## start

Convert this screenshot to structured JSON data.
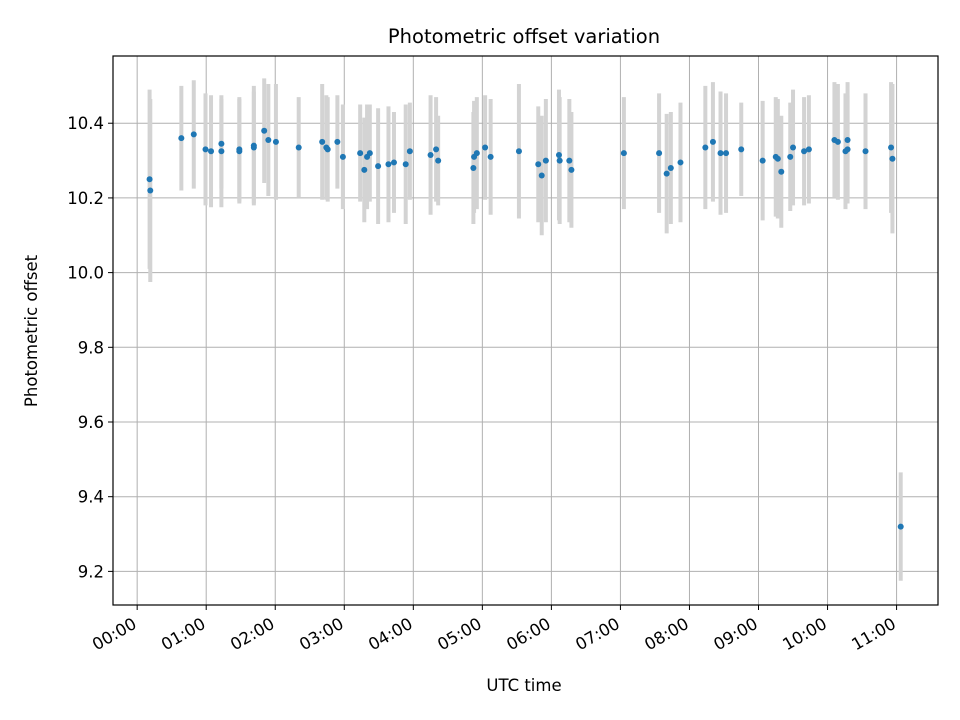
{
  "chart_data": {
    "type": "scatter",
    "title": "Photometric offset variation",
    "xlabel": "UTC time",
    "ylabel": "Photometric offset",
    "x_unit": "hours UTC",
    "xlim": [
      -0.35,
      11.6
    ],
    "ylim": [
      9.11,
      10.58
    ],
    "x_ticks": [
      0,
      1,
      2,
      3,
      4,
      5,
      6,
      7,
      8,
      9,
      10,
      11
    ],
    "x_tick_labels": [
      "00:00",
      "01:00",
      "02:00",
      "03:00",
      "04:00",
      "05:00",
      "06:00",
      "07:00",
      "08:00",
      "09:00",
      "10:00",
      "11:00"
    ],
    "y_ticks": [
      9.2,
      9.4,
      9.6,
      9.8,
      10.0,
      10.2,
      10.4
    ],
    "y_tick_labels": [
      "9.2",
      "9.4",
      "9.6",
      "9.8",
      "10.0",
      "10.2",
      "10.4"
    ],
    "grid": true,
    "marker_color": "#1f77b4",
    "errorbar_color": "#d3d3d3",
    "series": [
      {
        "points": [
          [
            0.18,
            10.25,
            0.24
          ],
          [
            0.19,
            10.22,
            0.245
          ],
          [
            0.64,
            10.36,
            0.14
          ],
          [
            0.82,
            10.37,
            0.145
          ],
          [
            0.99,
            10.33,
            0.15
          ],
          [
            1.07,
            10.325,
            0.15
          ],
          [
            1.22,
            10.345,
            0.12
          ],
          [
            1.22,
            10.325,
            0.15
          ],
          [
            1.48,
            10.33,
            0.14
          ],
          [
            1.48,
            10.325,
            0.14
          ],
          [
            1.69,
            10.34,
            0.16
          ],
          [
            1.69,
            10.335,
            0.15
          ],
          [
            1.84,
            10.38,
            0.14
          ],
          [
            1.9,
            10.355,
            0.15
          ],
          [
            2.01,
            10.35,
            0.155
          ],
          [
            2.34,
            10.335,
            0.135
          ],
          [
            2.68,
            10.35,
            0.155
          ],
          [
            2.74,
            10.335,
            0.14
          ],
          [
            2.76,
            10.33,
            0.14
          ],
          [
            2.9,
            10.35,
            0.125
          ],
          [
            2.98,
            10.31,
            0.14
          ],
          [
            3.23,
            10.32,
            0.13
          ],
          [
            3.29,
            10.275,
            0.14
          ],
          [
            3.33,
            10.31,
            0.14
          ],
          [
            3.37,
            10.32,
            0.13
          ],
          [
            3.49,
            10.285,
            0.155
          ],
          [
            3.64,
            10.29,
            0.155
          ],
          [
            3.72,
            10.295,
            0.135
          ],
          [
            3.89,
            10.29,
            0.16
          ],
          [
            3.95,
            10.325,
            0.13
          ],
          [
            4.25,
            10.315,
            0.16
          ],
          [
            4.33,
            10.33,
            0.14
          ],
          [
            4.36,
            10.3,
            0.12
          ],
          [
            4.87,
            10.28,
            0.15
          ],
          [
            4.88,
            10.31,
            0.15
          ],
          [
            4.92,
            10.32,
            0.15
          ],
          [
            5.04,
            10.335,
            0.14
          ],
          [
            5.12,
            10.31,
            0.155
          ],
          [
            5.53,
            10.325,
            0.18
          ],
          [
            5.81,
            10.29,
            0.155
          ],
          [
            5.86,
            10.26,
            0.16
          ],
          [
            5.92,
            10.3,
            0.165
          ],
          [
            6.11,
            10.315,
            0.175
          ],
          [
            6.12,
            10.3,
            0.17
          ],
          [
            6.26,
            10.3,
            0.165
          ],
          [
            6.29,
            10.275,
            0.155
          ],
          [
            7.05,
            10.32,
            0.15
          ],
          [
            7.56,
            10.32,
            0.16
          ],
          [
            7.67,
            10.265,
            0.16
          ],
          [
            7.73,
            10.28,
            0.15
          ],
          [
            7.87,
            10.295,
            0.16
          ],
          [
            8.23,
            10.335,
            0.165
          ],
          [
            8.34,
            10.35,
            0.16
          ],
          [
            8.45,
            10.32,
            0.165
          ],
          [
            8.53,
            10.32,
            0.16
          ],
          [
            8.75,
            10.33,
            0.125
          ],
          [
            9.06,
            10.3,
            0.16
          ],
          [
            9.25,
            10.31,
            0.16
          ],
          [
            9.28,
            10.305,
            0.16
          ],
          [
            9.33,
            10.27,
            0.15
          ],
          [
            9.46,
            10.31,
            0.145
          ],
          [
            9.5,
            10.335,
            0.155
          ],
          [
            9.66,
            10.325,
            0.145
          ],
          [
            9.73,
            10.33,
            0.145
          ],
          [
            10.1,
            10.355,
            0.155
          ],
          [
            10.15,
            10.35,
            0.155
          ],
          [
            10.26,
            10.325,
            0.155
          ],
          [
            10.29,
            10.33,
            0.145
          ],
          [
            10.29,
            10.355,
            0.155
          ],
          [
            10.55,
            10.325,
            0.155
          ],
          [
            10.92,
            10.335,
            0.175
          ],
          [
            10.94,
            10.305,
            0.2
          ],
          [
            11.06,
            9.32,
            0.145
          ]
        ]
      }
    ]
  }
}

## end
## start

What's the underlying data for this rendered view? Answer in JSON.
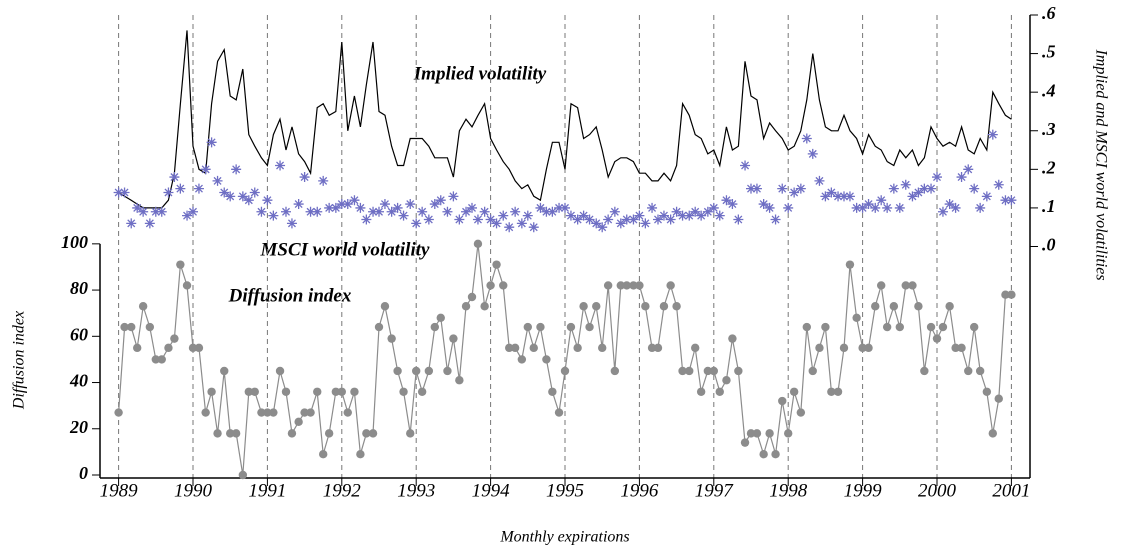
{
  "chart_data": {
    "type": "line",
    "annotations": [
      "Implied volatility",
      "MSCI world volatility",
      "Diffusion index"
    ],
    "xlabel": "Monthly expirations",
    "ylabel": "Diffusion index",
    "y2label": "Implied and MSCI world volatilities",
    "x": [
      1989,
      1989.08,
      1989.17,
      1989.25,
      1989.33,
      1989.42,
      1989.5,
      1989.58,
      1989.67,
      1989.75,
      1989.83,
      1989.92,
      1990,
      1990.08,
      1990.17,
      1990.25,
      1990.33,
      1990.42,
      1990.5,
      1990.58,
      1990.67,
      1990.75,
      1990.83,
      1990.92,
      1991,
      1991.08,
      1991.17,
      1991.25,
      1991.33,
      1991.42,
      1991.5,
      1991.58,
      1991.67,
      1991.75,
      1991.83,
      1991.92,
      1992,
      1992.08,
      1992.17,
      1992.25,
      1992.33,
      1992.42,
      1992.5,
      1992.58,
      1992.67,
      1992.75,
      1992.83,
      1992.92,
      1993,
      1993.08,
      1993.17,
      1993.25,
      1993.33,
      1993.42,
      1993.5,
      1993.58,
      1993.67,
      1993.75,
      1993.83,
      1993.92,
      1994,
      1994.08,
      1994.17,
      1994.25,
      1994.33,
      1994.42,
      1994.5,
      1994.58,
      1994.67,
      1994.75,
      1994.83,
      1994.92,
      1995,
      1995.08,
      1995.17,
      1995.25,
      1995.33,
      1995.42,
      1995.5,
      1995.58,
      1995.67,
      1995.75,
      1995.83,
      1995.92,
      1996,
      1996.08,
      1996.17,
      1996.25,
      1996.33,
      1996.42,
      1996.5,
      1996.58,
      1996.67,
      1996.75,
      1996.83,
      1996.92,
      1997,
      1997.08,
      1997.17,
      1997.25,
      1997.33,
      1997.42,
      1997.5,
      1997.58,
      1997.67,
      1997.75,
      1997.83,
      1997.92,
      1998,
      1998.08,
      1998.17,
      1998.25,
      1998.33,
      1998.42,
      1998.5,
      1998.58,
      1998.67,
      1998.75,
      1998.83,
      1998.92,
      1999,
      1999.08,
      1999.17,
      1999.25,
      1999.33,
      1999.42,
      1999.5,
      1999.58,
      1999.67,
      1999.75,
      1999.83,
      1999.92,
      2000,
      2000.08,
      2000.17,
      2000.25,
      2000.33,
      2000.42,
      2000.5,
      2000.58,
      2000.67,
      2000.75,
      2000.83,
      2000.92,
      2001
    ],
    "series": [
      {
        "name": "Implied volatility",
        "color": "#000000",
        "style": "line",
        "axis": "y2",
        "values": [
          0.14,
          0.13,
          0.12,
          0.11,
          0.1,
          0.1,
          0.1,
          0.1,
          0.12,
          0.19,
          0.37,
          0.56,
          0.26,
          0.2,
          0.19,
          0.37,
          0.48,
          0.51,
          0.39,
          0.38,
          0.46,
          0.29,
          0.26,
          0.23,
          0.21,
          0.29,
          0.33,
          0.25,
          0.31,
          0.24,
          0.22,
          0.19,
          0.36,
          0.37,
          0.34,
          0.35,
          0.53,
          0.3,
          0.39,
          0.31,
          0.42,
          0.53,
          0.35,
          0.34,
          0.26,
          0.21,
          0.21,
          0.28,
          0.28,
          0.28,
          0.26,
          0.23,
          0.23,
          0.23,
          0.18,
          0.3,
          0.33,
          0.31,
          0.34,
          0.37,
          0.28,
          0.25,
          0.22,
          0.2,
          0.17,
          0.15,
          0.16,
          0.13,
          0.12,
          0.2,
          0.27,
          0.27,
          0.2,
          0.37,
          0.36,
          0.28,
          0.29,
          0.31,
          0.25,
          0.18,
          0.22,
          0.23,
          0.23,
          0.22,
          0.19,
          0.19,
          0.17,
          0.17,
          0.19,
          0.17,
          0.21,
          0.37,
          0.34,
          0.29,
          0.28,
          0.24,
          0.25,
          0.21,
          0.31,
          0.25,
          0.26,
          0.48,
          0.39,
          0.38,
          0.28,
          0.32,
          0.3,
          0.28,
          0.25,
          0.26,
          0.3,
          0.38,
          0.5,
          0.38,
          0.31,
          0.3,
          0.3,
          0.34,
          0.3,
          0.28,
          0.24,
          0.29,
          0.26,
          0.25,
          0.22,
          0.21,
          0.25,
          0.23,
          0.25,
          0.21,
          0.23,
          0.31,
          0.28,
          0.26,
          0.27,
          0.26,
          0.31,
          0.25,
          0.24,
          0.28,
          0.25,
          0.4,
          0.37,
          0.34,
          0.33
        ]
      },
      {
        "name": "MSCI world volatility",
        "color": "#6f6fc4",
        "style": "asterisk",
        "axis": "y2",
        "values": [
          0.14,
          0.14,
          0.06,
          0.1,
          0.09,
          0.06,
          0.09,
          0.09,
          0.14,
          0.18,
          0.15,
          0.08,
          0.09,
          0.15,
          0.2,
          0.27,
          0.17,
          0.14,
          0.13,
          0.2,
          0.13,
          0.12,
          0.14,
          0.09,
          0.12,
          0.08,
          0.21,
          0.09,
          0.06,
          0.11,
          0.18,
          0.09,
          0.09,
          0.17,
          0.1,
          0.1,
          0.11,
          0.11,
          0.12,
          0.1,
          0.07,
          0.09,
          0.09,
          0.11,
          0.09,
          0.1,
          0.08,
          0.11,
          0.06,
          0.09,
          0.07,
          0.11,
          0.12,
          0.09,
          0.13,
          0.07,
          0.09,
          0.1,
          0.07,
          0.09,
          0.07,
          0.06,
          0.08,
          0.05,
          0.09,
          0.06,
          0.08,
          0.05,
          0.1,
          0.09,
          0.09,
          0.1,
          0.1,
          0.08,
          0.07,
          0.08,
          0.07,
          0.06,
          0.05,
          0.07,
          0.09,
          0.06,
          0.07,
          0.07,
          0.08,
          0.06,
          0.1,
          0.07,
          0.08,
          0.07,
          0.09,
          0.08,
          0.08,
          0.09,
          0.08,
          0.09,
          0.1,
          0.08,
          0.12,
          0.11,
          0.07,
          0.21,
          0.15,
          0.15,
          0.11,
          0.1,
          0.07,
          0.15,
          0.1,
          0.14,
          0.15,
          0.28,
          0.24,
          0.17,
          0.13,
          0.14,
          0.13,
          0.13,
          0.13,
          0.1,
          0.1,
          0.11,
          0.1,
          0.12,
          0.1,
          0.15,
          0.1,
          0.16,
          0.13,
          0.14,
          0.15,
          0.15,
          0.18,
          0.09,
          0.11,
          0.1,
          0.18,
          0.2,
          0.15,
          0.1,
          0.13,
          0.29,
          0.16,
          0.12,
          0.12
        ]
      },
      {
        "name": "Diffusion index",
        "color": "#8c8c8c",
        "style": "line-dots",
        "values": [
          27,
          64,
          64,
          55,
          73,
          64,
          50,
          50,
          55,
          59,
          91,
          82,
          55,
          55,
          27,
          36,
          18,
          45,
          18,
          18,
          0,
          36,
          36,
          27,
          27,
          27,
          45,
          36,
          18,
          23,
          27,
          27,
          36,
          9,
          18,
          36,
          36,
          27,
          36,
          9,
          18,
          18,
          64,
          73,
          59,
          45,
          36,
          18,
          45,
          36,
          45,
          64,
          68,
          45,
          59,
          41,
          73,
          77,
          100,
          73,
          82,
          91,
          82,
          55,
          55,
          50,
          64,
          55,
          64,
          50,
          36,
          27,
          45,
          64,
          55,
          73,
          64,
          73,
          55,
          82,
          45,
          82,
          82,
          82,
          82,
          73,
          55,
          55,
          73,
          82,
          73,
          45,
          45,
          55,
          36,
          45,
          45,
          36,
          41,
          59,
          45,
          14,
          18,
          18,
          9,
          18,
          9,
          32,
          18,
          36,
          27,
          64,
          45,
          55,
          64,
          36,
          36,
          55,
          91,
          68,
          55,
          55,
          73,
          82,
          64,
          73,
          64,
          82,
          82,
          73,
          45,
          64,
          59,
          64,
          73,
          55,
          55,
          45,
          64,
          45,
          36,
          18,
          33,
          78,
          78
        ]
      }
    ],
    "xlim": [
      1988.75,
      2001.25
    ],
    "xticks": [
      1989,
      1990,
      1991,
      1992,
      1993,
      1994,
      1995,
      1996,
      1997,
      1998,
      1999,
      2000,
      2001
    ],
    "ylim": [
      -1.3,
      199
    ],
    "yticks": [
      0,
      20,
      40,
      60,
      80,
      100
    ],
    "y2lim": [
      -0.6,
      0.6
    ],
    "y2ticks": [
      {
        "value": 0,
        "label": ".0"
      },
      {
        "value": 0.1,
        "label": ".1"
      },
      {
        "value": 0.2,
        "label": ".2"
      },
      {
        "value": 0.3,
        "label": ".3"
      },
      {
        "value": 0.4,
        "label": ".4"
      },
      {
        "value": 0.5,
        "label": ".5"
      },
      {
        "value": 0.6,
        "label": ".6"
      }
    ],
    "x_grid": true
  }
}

## end

◆ Goal ◆
Which lines above hold the word "MSCI"? Copy each of them.

◆ Exercise solution ◆
      "MSCI world volatility",
    "y2label": "Implied and MSCI world volatilities",
        "name": "MSCI world volatility",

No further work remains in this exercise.